| Element and region listings |
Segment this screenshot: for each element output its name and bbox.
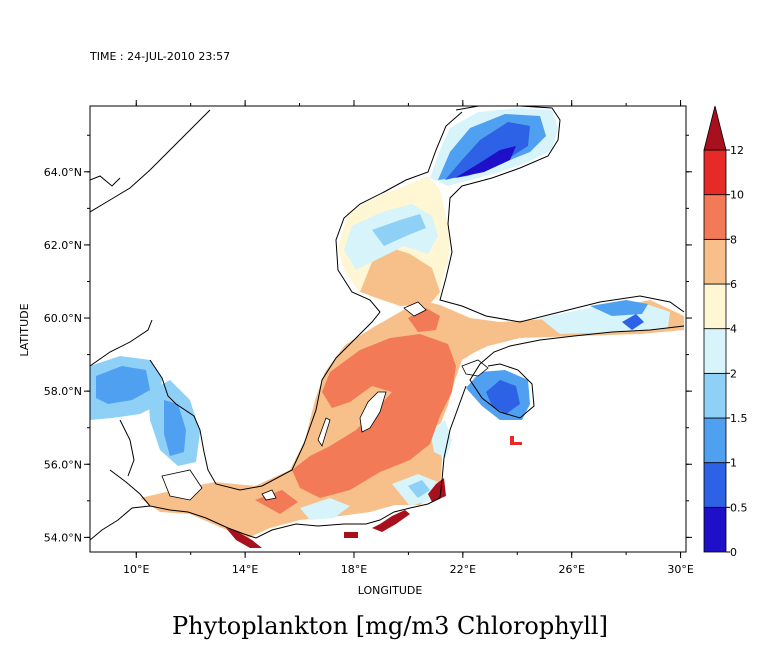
- x-tick-label: 22°E: [450, 563, 476, 576]
- bothnian-bay-deep: [445, 122, 530, 180]
- y-axis: 54.0°N 56.0°N 58.0°N 60.0°N 62.0°N 64.0°N: [44, 134, 692, 544]
- red-patch-south-west: [255, 490, 298, 514]
- colorbar-label: 8: [730, 233, 737, 246]
- colorbar-band: [703, 149, 727, 196]
- skagerrak-deep: [96, 366, 150, 404]
- dark-red-pixel-riga-2: [510, 442, 522, 445]
- plot-area: [90, 106, 686, 552]
- figure-title: Phytoplankton [mg/m3 Chlorophyll]: [172, 612, 608, 640]
- y-axis-label: LATITUDE: [18, 303, 31, 356]
- time-label: TIME : 24-JUL-2010 23:57: [89, 50, 230, 63]
- gulf-of-finland-blue: [590, 300, 648, 316]
- kattegat-deep: [164, 400, 186, 456]
- bornholm-island: [261, 489, 277, 501]
- dark-red-vistula: [372, 510, 410, 532]
- colorbar-band: [703, 506, 727, 553]
- x-tick-label: 18°E: [341, 563, 367, 576]
- southern-blue-patch: [408, 480, 430, 498]
- y-tick-label: 56.0°N: [44, 458, 82, 471]
- coastlines: [90, 106, 685, 541]
- gotland-island: [359, 391, 387, 433]
- colorbar-label: 2: [730, 367, 737, 380]
- dark-red-pixel-gdansk: [344, 532, 358, 538]
- colorbar-overflow-triangle: [703, 105, 727, 151]
- x-axis-label: LONGITUDE: [358, 584, 423, 597]
- colorbar-label: 10: [730, 189, 744, 202]
- colorbar-label: 1: [730, 457, 737, 470]
- colorbar-band: [703, 283, 727, 330]
- x-tick-label: 14°E: [232, 563, 258, 576]
- colorbar-label: 0.5: [730, 501, 748, 514]
- aland-island: [403, 301, 427, 317]
- colorbar-label: 1.5: [730, 412, 748, 425]
- x-tick-label: 30°E: [667, 563, 693, 576]
- dark-red-oder: [226, 528, 262, 548]
- x-axis: 10°E 14°E 18°E 22°E 26°E 30°E: [123, 100, 694, 576]
- bothnian-bay-core: [455, 146, 516, 178]
- gulf-of-riga-deep: [486, 380, 520, 414]
- colorbar-label: 4: [730, 323, 737, 336]
- y-tick-label: 64.0°N: [44, 166, 82, 179]
- colorbar-band: [703, 328, 727, 374]
- colorbar-band: [703, 417, 727, 464]
- x-tick-label: 10°E: [123, 563, 149, 576]
- colorbar-band: [703, 372, 727, 419]
- colorbar: 0 0.5 1 1.5 2 4 6 8 10 12: [703, 105, 748, 559]
- plot-frame: [89, 105, 687, 553]
- oland-island: [317, 417, 331, 447]
- danish-islands: [161, 469, 203, 501]
- y-tick-label: 60.0°N: [44, 312, 82, 325]
- y-tick-label: 54.0°N: [44, 531, 82, 544]
- dark-red-pixel-riga: [510, 436, 514, 444]
- colorbar-label: 12: [730, 144, 744, 157]
- bothnian-sea-blue: [372, 214, 426, 246]
- gulf-of-finland-dark: [622, 314, 644, 330]
- y-tick-label: 58.0°N: [44, 385, 82, 398]
- colorbar-band: [703, 194, 727, 240]
- colorbar-band: [703, 238, 727, 285]
- x-tick-label: 26°E: [558, 563, 584, 576]
- colorbar-label: 6: [730, 278, 737, 291]
- colorbar-band: [703, 462, 727, 508]
- y-tick-label: 62.0°N: [44, 239, 82, 252]
- colorbar-label: 0: [730, 546, 737, 559]
- southern-light-patch-2: [300, 498, 350, 520]
- bothnian-sea-orange: [360, 248, 440, 306]
- saaremaa-island: [461, 359, 489, 377]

| Set task |
Rewrite the material with every "screenshot" replaced by "figure" and all else unchanged, leaving out the pictures.

| Solution for this exercise |
Segment this figure: for each element output its name and bbox.
- x-tick-label: 22°E: [450, 563, 476, 576]
- bothnian-bay-deep: [445, 122, 530, 180]
- y-axis: 54.0°N 56.0°N 58.0°N 60.0°N 62.0°N 64.0°N: [44, 134, 692, 544]
- red-patch-south-west: [255, 490, 298, 514]
- colorbar-label: 8: [730, 233, 737, 246]
- colorbar-band: [703, 149, 727, 196]
- skagerrak-deep: [96, 366, 150, 404]
- dark-red-pixel-riga-2: [510, 442, 522, 445]
- plot-area: [90, 106, 686, 552]
- figure-title: Phytoplankton [mg/m3 Chlorophyll]: [172, 612, 608, 640]
- y-axis-label: LATITUDE: [18, 303, 31, 356]
- time-label: TIME : 24-JUL-2010 23:57: [89, 50, 230, 63]
- gulf-of-finland-blue: [590, 300, 648, 316]
- kattegat-deep: [164, 400, 186, 456]
- bornholm-island: [261, 489, 277, 501]
- dark-red-vistula: [372, 510, 410, 532]
- colorbar-band: [703, 506, 727, 553]
- x-tick-label: 18°E: [341, 563, 367, 576]
- southern-blue-patch: [408, 480, 430, 498]
- y-tick-label: 56.0°N: [44, 458, 82, 471]
- coastlines: [90, 106, 685, 541]
- gotland-island: [359, 391, 387, 433]
- colorbar-label: 2: [730, 367, 737, 380]
- dark-red-pixel-gdansk: [344, 532, 358, 538]
- colorbar-overflow-triangle: [703, 105, 727, 151]
- x-axis-label: LONGITUDE: [358, 584, 423, 597]
- colorbar-label: 10: [730, 189, 744, 202]
- colorbar-label: 1: [730, 457, 737, 470]
- colorbar-band: [703, 283, 727, 330]
- x-tick-label: 14°E: [232, 563, 258, 576]
- colorbar-label: 0.5: [730, 501, 748, 514]
- aland-island: [403, 301, 427, 317]
- colorbar-label: 1.5: [730, 412, 748, 425]
- x-tick-label: 30°E: [667, 563, 693, 576]
- dark-red-oder: [226, 528, 262, 548]
- x-axis: 10°E 14°E 18°E 22°E 26°E 30°E: [123, 100, 694, 576]
- bothnian-bay-core: [455, 146, 516, 178]
- gulf-of-riga-deep: [486, 380, 520, 414]
- colorbar-label: 4: [730, 323, 737, 336]
- y-tick-label: 64.0°N: [44, 166, 82, 179]
- colorbar-band: [703, 328, 727, 374]
- colorbar-band: [703, 417, 727, 464]
- x-tick-label: 10°E: [123, 563, 149, 576]
- colorbar-band: [703, 372, 727, 419]
- colorbar: 0 0.5 1 1.5 2 4 6 8 10 12: [703, 105, 748, 559]
- plot-frame: [89, 105, 687, 553]
- oland-island: [317, 417, 331, 447]
- danish-islands: [161, 469, 203, 501]
- y-tick-label: 60.0°N: [44, 312, 82, 325]
- y-tick-label: 54.0°N: [44, 531, 82, 544]
- dark-red-pixel-riga: [510, 436, 514, 444]
- colorbar-label: 12: [730, 144, 744, 157]
- bothnian-sea-blue: [372, 214, 426, 246]
- gulf-of-finland-dark: [622, 314, 644, 330]
- y-tick-label: 58.0°N: [44, 385, 82, 398]
- colorbar-band: [703, 194, 727, 240]
- colorbar-band: [703, 238, 727, 285]
- x-tick-label: 26°E: [558, 563, 584, 576]
- colorbar-label: 6: [730, 278, 737, 291]
- colorbar-band: [703, 462, 727, 508]
- y-tick-label: 62.0°N: [44, 239, 82, 252]
- colorbar-label: 0: [730, 546, 737, 559]
- southern-light-patch-2: [300, 498, 350, 520]
- bothnian-sea-orange: [360, 248, 440, 306]
- saaremaa-island: [461, 359, 489, 377]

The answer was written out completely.